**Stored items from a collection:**
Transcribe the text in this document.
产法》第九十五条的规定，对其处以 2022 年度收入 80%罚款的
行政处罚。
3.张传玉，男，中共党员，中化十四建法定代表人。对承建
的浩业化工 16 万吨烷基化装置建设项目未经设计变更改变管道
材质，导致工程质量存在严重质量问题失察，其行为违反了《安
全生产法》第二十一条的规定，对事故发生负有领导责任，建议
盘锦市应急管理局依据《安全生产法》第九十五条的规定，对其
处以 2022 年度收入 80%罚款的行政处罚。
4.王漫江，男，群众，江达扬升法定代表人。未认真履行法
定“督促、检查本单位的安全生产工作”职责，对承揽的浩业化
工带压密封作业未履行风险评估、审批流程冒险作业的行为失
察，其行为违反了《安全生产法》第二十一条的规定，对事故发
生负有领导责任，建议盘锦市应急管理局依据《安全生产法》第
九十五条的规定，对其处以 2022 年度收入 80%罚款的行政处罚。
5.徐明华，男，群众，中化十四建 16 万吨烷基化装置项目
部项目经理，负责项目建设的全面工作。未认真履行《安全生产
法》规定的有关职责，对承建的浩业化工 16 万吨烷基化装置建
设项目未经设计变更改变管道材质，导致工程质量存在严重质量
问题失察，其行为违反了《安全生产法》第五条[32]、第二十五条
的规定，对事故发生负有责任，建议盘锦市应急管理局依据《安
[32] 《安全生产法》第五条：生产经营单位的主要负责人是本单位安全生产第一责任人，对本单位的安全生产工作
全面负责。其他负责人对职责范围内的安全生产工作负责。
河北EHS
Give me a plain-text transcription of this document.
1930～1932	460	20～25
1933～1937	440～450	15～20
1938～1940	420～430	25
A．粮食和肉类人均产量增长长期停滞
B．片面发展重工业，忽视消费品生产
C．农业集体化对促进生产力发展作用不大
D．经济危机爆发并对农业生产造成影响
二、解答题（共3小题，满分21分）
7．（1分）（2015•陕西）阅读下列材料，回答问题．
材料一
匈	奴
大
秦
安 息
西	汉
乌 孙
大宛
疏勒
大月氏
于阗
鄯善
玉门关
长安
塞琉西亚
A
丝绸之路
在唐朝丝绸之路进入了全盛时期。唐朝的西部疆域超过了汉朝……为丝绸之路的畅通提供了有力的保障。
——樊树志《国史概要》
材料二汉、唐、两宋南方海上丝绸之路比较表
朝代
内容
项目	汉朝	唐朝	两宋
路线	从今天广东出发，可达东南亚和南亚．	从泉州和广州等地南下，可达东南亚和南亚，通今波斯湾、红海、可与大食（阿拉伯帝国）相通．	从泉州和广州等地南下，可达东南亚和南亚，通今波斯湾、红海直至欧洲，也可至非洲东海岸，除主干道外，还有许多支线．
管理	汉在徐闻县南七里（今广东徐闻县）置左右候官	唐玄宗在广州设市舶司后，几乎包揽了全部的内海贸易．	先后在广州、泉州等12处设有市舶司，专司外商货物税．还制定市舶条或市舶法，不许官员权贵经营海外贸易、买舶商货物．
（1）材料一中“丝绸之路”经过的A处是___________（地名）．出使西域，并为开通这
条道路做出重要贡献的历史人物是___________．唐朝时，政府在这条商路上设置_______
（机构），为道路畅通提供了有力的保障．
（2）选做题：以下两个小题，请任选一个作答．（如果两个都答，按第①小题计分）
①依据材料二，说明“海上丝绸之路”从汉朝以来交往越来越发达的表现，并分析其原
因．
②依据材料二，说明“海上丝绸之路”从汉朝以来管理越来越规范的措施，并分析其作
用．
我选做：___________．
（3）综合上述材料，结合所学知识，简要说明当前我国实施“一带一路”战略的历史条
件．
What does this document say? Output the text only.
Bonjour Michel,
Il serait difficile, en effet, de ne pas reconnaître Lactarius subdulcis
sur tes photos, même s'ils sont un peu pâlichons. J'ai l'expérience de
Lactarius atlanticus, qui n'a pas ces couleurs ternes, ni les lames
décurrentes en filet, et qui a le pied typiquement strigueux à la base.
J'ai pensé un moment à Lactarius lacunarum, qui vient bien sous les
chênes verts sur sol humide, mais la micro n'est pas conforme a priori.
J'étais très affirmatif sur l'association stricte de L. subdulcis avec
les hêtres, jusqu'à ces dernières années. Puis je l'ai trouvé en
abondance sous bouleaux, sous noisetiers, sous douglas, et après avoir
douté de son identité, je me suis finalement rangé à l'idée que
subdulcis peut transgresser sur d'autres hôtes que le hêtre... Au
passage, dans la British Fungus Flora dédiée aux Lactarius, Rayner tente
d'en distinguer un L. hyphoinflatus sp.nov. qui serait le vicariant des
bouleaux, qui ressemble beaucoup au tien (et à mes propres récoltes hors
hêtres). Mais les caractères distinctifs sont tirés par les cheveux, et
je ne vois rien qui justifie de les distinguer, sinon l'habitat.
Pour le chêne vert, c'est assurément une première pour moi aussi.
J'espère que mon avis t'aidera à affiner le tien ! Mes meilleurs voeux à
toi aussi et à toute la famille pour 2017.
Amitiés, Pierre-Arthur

**Objective:**
Find every line that has "安全生产法" in it, then return those lines.

**The reply:**
盘锦市应急管理局依据《安全生产法》第九十五条的规定，对其
察，其行为违反了《安全生产法》第二十一条的规定，对事故发
生负有领导责任，建议盘锦市应急管理局依据《安全生产法》第
问题失察，其行为违反了《安全生产法》第五条[32]、第二十五条
[32] 《安全生产法》第五条：生产经营单位的主要负责人是本单位安全生产第一责任人，对本单位的安全生产工作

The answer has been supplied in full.